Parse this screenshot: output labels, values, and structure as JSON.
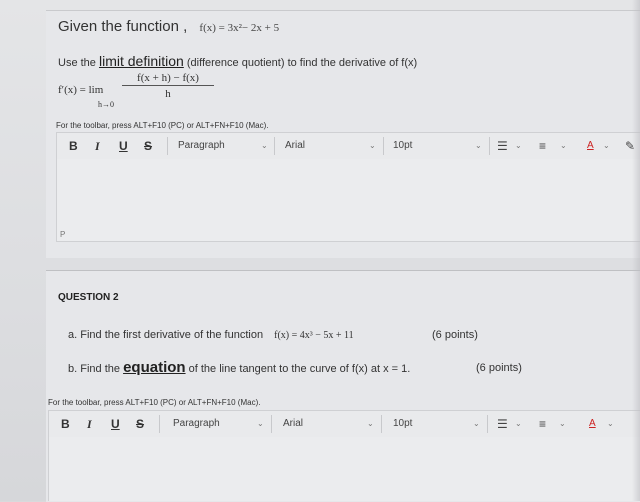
{
  "question1": {
    "given_text": "Given the function ,",
    "function_expr": "f(x) = 3x²− 2x + 5",
    "use_prefix": "Use the",
    "limit_link": "limit definition",
    "use_suffix": "(difference quotient) to find the derivative of f(x)",
    "derivative_lhs": "f′(x) = lim",
    "fraction_numerator": "f(x + h) − f(x)",
    "fraction_denominator": "h",
    "limit_subscript": "h→0",
    "toolbar_hint": "For the toolbar, press ALT+F10 (PC) or ALT+FN+F10 (Mac).",
    "editor_placeholder": "P"
  },
  "toolbar": {
    "bold": "B",
    "italic": "I",
    "underline": "U",
    "strike": "S",
    "paragraph": "Paragraph",
    "font": "Arial",
    "size": "10pt",
    "list_icon": "☰",
    "numlist_icon": "≡",
    "color": "A",
    "pencil": "✎",
    "chevron": "⌄"
  },
  "question2": {
    "title": "QUESTION 2",
    "a_label": "a.",
    "a_text": "Find the first derivative of the function",
    "a_expr": "f(x) = 4x³ − 5x + 11",
    "a_points": "(6 points)",
    "b_label": "b.",
    "b_text_pre": "Find the",
    "b_equation": "equation",
    "b_text_post": "of the line tangent to the curve of f(x) at x = 1.",
    "b_points": "(6 points)",
    "toolbar_hint": "For the toolbar, press ALT+F10 (PC) or ALT+FN+F10 (Mac)."
  }
}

○ ○ ○ ○

Exercise details =>
Take the entries shown above and quote them verbatim, passing over the pictures.

Complete response =>
Parse this screenshot: output labels, values, and structure as JSON.
{
  "question1": {
    "given_text": "Given the function ,",
    "function_expr": "f(x) = 3x²− 2x + 5",
    "use_prefix": "Use the",
    "limit_link": "limit definition",
    "use_suffix": "(difference quotient) to find the derivative of f(x)",
    "derivative_lhs": "f′(x) = lim",
    "fraction_numerator": "f(x + h) − f(x)",
    "fraction_denominator": "h",
    "limit_subscript": "h→0",
    "toolbar_hint": "For the toolbar, press ALT+F10 (PC) or ALT+FN+F10 (Mac).",
    "editor_placeholder": "P"
  },
  "toolbar": {
    "bold": "B",
    "italic": "I",
    "underline": "U",
    "strike": "S",
    "paragraph": "Paragraph",
    "font": "Arial",
    "size": "10pt",
    "list_icon": "☰",
    "numlist_icon": "≡",
    "color": "A",
    "pencil": "✎",
    "chevron": "⌄"
  },
  "question2": {
    "title": "QUESTION 2",
    "a_label": "a.",
    "a_text": "Find the first derivative of the function",
    "a_expr": "f(x) = 4x³ − 5x + 11",
    "a_points": "(6 points)",
    "b_label": "b.",
    "b_text_pre": "Find the",
    "b_equation": "equation",
    "b_text_post": "of the line tangent to the curve of f(x) at x = 1.",
    "b_points": "(6 points)",
    "toolbar_hint": "For the toolbar, press ALT+F10 (PC) or ALT+FN+F10 (Mac)."
  }
}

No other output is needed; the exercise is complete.